### RECORDED DATA ###

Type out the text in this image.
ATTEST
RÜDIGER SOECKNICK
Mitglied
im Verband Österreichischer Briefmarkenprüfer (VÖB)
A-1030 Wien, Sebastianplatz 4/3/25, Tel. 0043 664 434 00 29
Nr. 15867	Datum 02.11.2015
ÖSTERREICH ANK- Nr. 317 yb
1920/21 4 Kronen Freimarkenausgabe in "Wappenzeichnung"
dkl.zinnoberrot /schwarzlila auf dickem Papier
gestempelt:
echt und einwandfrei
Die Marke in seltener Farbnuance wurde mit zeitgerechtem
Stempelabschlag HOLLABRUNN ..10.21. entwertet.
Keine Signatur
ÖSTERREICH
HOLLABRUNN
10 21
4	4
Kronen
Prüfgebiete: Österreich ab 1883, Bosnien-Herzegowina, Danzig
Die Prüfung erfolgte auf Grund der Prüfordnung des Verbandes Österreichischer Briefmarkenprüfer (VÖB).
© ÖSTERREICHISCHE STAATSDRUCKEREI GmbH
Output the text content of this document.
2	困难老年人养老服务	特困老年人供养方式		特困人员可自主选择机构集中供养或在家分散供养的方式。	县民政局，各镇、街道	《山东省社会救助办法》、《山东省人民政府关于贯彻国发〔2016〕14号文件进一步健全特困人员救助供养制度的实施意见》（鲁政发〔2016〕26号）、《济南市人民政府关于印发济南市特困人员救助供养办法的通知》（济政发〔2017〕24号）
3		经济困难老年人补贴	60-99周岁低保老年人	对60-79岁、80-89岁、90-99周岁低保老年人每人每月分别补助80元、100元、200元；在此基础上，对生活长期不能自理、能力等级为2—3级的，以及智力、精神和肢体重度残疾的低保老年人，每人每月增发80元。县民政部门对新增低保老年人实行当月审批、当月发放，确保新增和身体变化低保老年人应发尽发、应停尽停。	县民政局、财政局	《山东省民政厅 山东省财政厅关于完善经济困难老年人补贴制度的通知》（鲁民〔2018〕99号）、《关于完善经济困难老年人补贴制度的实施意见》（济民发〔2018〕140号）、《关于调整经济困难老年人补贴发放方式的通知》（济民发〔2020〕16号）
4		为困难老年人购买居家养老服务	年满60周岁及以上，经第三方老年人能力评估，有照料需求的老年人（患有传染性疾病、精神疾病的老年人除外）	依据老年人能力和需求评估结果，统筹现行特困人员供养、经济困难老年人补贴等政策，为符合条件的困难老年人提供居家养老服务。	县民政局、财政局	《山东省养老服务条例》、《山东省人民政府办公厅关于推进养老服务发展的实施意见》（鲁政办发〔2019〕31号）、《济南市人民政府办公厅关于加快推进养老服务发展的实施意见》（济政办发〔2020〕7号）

###

| WHAT IS NEEDED |
Extract all of the data above and output it character for character.

| EXERCISE OUTPUT |
Type out the text in this image.
ATTEST
RÜDIGER SOECKNICK
Mitglied
im Verband Österreichischer Briefmarkenprüfer (VÖB)
A-1030 Wien, Sebastianplatz 4/3/25, Tel. 0043 664 434 00 29
Nr. 15867	Datum 02.11.2015
ÖSTERREICH ANK- Nr. 317 yb
1920/21 4 Kronen Freimarkenausgabe in "Wappenzeichnung"
dkl.zinnoberrot /schwarzlila auf dickem Papier
gestempelt:
echt und einwandfrei
Die Marke in seltener Farbnuance wurde mit zeitgerechtem
Stempelabschlag HOLLABRUNN ..10.21. entwertet.
Keine Signatur
ÖSTERREICH
HOLLABRUNN
10 21
4	4
Kronen
Prüfgebiete: Österreich ab 1883, Bosnien-Herzegowina, Danzig
Die Prüfung erfolgte auf Grund der Prüfordnung des Verbandes Österreichischer Briefmarkenprüfer (VÖB).
© ÖSTERREICHISCHE STAATSDRUCKEREI GmbH
Output the text content of this document.
2	困难老年人养老服务	特困老年人供养方式		特困人员可自主选择机构集中供养或在家分散供养的方式。	县民政局，各镇、街道	《山东省社会救助办法》、《山东省人民政府关于贯彻国发〔2016〕14号文件进一步健全特困人员救助供养制度的实施意见》（鲁政发〔2016〕26号）、《济南市人民政府关于印发济南市特困人员救助供养办法的通知》（济政发〔2017〕24号）
3		经济困难老年人补贴	60-99周岁低保老年人	对60-79岁、80-89岁、90-99周岁低保老年人每人每月分别补助80元、100元、200元；在此基础上，对生活长期不能自理、能力等级为2—3级的，以及智力、精神和肢体重度残疾的低保老年人，每人每月增发80元。县民政部门对新增低保老年人实行当月审批、当月发放，确保新增和身体变化低保老年人应发尽发、应停尽停。	县民政局、财政局	《山东省民政厅 山东省财政厅关于完善经济困难老年人补贴制度的通知》（鲁民〔2018〕99号）、《关于完善经济困难老年人补贴制度的实施意见》（济民发〔2018〕140号）、《关于调整经济困难老年人补贴发放方式的通知》（济民发〔2020〕16号）
4		为困难老年人购买居家养老服务	年满60周岁及以上，经第三方老年人能力评估，有照料需求的老年人（患有传染性疾病、精神疾病的老年人除外）	依据老年人能力和需求评估结果，统筹现行特困人员供养、经济困难老年人补贴等政策，为符合条件的困难老年人提供居家养老服务。	县民政局、财政局	《山东省养老服务条例》、《山东省人民政府办公厅关于推进养老服务发展的实施意见》（鲁政办发〔2019〕31号）、《济南市人民政府办公厅关于加快推进养老服务发展的实施意见》（济政办发〔2020〕7号）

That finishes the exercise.